▶ EXERCISE BRIEF: Report how many lines below contain the word "this", and give only that number.

___ SUPPLIED ENTRIES

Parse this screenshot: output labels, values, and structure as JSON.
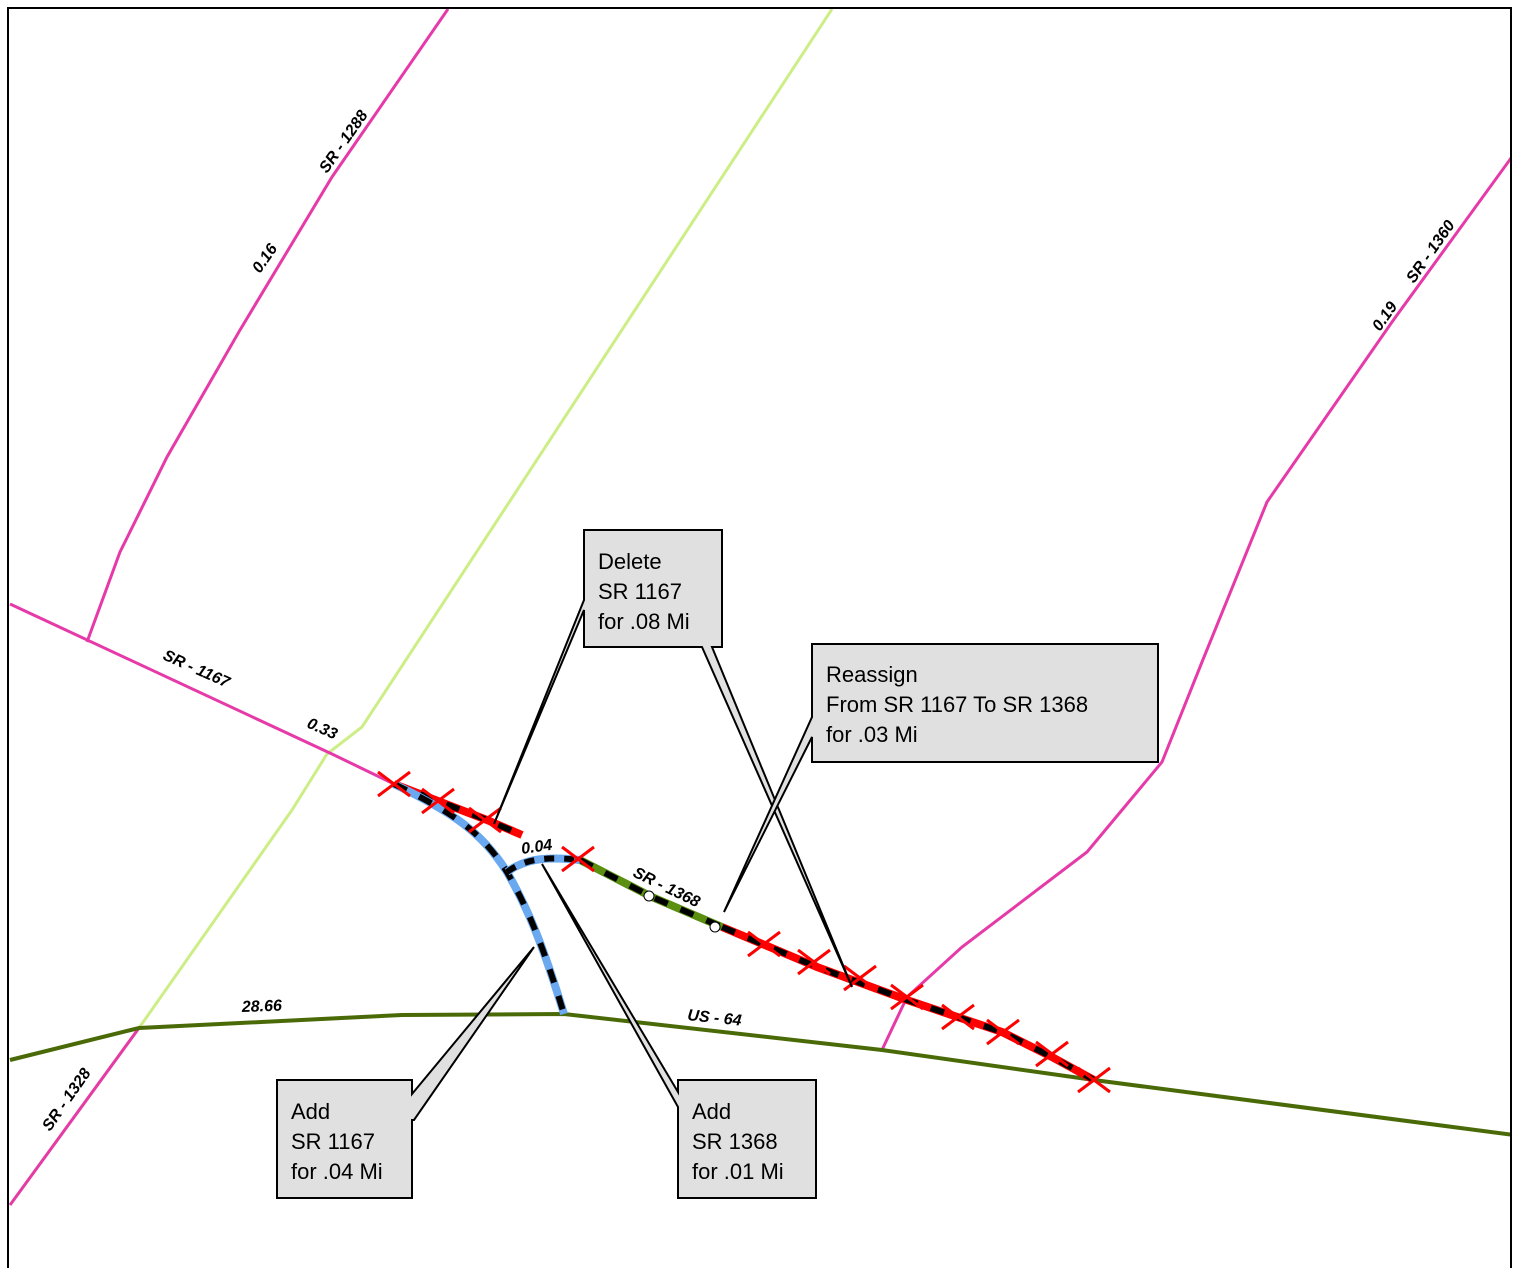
{
  "colors": {
    "state_route": "#e53aa8",
    "us_route": "#4a6a08",
    "light_line": "#cdee86",
    "delete": "#ff0000",
    "add": "#6aa8f0",
    "reassign": "#5a8f10",
    "callout_fill": "#e0e0e0"
  },
  "labels": {
    "sr1288": "SR - 1288",
    "sr1288_mi": "0.16",
    "sr1360": "SR - 1360",
    "sr1360_mi": "0.19",
    "sr1167": "SR - 1167",
    "sr1167_mi": "0.33",
    "sr1368": "SR - 1368",
    "sr1368_mi": "0.04",
    "us64": "US - 64",
    "us64_mi": "28.66",
    "sr1328": "SR - 1328"
  },
  "callouts": {
    "delete": [
      "Delete",
      "SR 1167",
      "for .08 Mi"
    ],
    "reassign": [
      "Reassign",
      "From SR 1167 To SR 1368",
      "for .03 Mi"
    ],
    "add1167": [
      "Add",
      "SR 1167",
      "for .04 Mi"
    ],
    "add1368": [
      "Add",
      "SR 1368",
      "for .01 Mi"
    ]
  }
}
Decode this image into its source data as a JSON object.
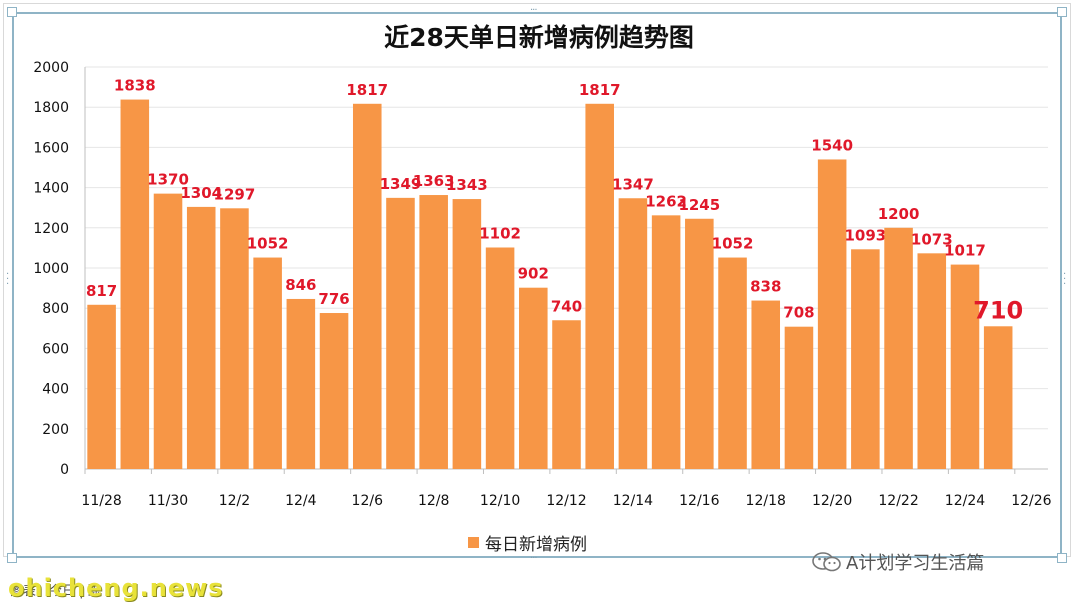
{
  "chart_data": {
    "type": "bar",
    "title": "近28天单日新增病例趋势图",
    "categories": [
      "11/28",
      "11/29",
      "11/30",
      "12/1",
      "12/2",
      "12/3",
      "12/4",
      "12/5",
      "12/6",
      "12/7",
      "12/8",
      "12/9",
      "12/10",
      "12/11",
      "12/12",
      "12/13",
      "12/14",
      "12/15",
      "12/16",
      "12/17",
      "12/18",
      "12/19",
      "12/20",
      "12/21",
      "12/22",
      "12/23",
      "12/24",
      "12/25"
    ],
    "series": [
      {
        "name": "每日新增病例",
        "values": [
          817,
          1838,
          1370,
          1304,
          1297,
          1052,
          846,
          776,
          1817,
          1349,
          1363,
          1343,
          1102,
          902,
          740,
          1817,
          1347,
          1262,
          1245,
          1052,
          838,
          708,
          1540,
          1093,
          1200,
          1073,
          1017,
          710
        ]
      }
    ],
    "x_tick_labels": [
      "11/28",
      "11/30",
      "12/2",
      "12/4",
      "12/6",
      "12/8",
      "12/10",
      "12/12",
      "12/14",
      "12/16",
      "12/18",
      "12/20",
      "12/22",
      "12/24",
      "12/26"
    ],
    "y_tick_labels": [
      "0",
      "200",
      "400",
      "600",
      "800",
      "1000",
      "1200",
      "1400",
      "1600",
      "1800",
      "2000"
    ],
    "ylim": [
      0,
      2000
    ],
    "xlabel": "",
    "ylabel": "",
    "grid": true,
    "legend": "bottom-center",
    "bar_color": "#f79646",
    "label_color": "#e0182a",
    "highlight_last_label": true
  },
  "wechat_account": "A计划学习生活篇",
  "watermark": "ohicheng.news",
  "source_note": "图表：今日 | 陈"
}
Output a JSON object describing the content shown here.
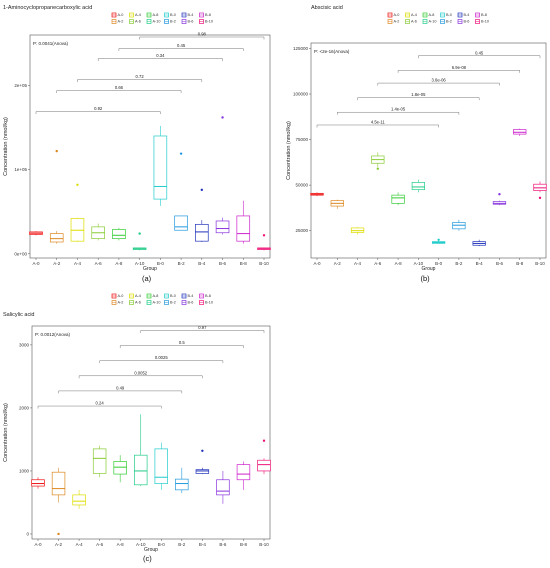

______

▶ EXERCISE RESPONSE: 2